## START Input data
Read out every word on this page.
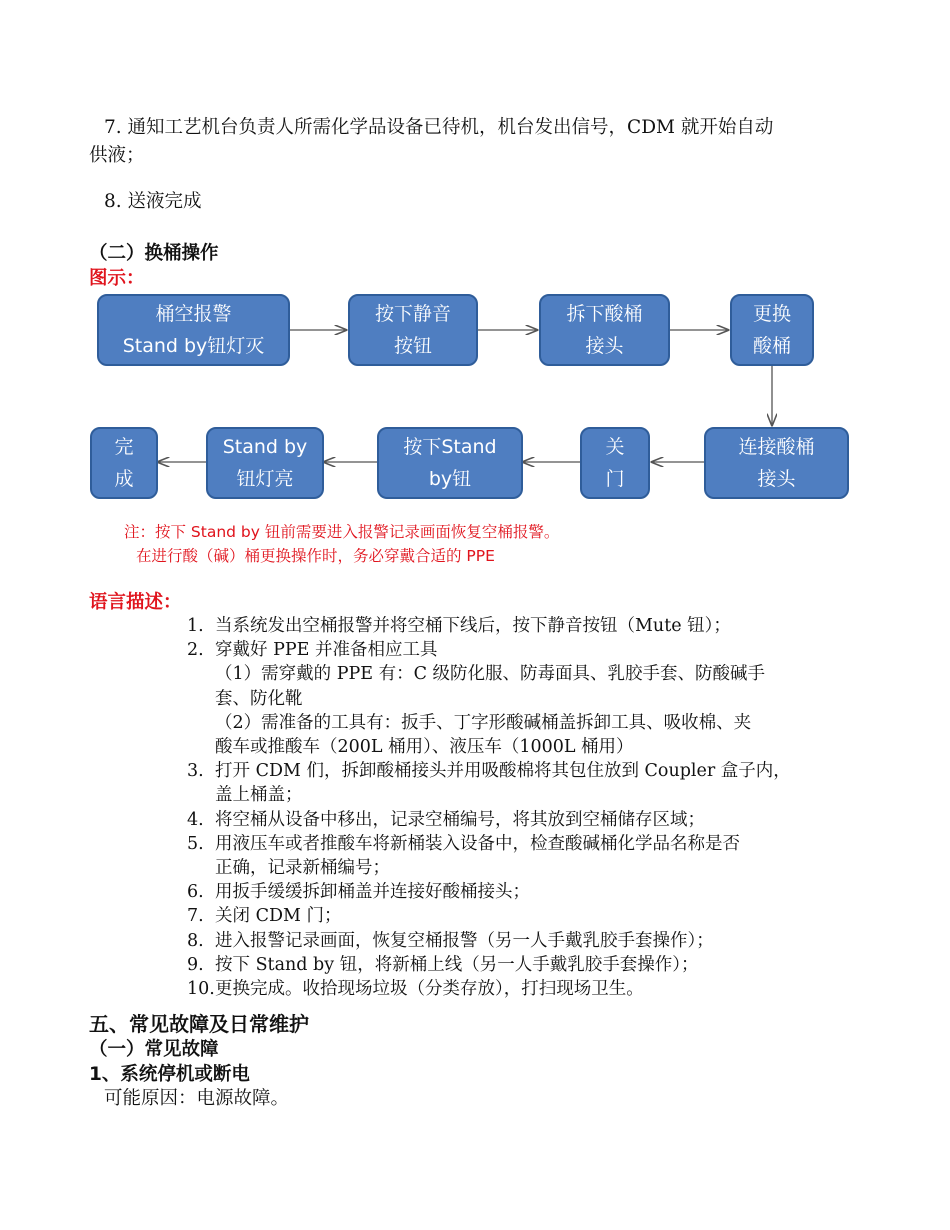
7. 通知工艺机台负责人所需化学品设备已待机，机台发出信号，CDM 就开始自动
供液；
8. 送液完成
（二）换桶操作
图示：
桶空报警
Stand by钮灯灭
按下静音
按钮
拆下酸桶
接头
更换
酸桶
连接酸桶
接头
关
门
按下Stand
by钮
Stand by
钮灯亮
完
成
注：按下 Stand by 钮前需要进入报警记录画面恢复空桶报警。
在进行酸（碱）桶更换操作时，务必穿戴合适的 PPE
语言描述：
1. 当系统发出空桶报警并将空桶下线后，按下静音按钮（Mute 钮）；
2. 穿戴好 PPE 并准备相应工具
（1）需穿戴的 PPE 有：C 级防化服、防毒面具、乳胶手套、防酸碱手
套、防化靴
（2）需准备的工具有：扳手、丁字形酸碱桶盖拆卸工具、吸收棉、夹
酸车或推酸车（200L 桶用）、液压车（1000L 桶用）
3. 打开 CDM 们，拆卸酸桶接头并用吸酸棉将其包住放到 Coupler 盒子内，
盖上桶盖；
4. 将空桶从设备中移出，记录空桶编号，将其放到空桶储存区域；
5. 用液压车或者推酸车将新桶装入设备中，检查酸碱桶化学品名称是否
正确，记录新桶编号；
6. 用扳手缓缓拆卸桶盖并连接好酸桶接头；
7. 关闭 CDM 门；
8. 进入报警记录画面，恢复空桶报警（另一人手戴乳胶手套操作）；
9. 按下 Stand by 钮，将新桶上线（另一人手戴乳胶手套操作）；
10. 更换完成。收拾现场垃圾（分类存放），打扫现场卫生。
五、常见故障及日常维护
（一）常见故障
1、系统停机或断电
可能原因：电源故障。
## END Input data
## START Input data
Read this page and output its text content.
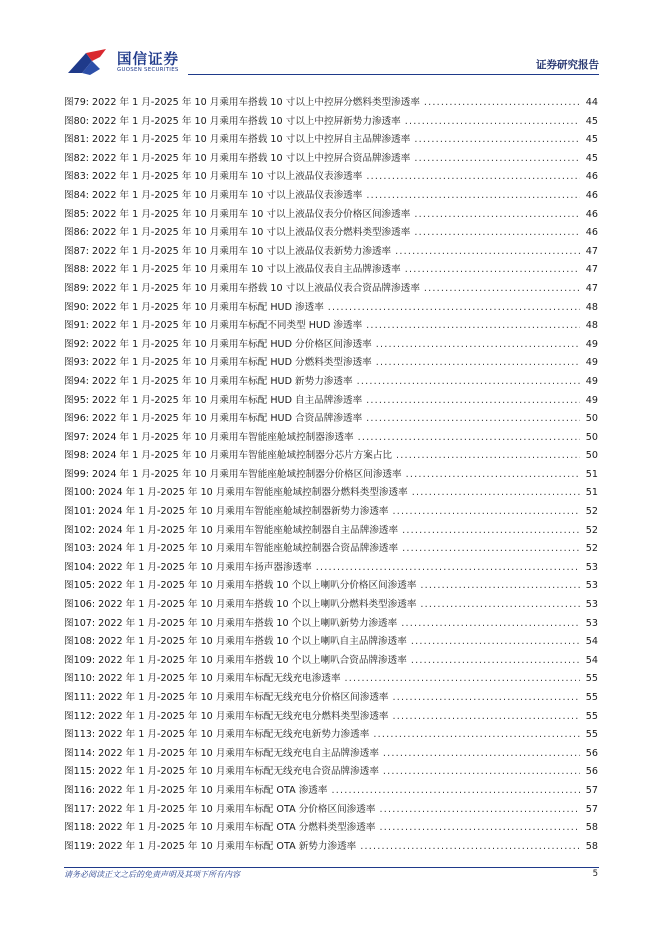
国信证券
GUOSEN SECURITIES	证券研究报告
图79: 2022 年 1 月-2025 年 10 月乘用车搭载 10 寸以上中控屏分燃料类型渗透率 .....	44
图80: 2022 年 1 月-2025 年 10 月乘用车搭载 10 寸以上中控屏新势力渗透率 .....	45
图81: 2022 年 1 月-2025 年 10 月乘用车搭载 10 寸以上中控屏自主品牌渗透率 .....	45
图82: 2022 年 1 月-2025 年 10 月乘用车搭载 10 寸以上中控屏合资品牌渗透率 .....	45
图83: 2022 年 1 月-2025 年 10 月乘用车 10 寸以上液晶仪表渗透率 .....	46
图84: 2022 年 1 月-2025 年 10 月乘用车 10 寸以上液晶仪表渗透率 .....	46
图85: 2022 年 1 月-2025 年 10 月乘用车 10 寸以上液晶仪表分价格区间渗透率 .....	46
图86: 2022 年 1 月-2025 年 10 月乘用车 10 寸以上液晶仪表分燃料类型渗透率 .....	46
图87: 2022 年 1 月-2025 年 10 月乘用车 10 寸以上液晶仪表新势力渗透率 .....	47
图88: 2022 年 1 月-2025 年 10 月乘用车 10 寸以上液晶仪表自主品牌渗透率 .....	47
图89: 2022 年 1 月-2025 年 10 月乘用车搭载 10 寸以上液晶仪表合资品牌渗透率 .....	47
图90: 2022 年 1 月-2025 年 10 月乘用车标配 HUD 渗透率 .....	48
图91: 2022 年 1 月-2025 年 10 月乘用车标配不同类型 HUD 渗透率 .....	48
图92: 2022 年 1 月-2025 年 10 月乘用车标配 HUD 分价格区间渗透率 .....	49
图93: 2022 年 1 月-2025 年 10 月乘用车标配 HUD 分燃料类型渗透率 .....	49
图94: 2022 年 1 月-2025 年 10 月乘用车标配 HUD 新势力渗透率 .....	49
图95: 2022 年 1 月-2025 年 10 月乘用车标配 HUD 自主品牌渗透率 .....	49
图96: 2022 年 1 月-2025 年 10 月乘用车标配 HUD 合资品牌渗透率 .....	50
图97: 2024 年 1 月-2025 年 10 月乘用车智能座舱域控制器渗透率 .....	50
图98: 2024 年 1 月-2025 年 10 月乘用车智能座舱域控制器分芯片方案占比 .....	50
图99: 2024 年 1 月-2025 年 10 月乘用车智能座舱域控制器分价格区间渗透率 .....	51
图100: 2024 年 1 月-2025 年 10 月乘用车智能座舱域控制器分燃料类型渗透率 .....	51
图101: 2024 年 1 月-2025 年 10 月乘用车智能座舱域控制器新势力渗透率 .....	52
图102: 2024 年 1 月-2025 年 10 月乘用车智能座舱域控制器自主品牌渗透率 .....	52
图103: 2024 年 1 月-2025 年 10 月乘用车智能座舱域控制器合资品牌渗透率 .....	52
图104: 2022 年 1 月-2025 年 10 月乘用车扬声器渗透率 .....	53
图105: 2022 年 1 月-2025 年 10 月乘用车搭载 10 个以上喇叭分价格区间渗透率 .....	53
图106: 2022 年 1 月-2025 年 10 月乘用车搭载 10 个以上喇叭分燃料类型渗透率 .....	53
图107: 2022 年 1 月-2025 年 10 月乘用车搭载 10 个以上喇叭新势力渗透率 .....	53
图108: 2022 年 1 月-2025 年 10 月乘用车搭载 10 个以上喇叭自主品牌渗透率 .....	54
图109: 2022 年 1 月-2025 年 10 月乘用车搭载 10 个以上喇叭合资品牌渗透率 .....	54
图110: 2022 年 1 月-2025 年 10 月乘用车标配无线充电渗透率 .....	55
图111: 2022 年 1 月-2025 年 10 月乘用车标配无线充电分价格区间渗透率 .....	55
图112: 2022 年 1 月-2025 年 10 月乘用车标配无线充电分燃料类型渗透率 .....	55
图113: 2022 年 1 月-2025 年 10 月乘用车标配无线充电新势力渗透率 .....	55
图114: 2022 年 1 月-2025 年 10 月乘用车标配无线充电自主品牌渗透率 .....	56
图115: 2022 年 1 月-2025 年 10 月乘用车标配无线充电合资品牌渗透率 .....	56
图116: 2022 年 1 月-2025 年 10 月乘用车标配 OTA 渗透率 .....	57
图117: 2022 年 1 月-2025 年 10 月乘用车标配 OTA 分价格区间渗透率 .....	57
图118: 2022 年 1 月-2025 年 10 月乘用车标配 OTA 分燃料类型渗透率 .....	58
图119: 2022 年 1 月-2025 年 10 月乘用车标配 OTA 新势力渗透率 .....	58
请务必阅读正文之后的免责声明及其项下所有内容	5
## END Input data
=== What is asked ===
Compute the number of lines above that contain the string "this". Reply with that value only.

=== Output below ===
2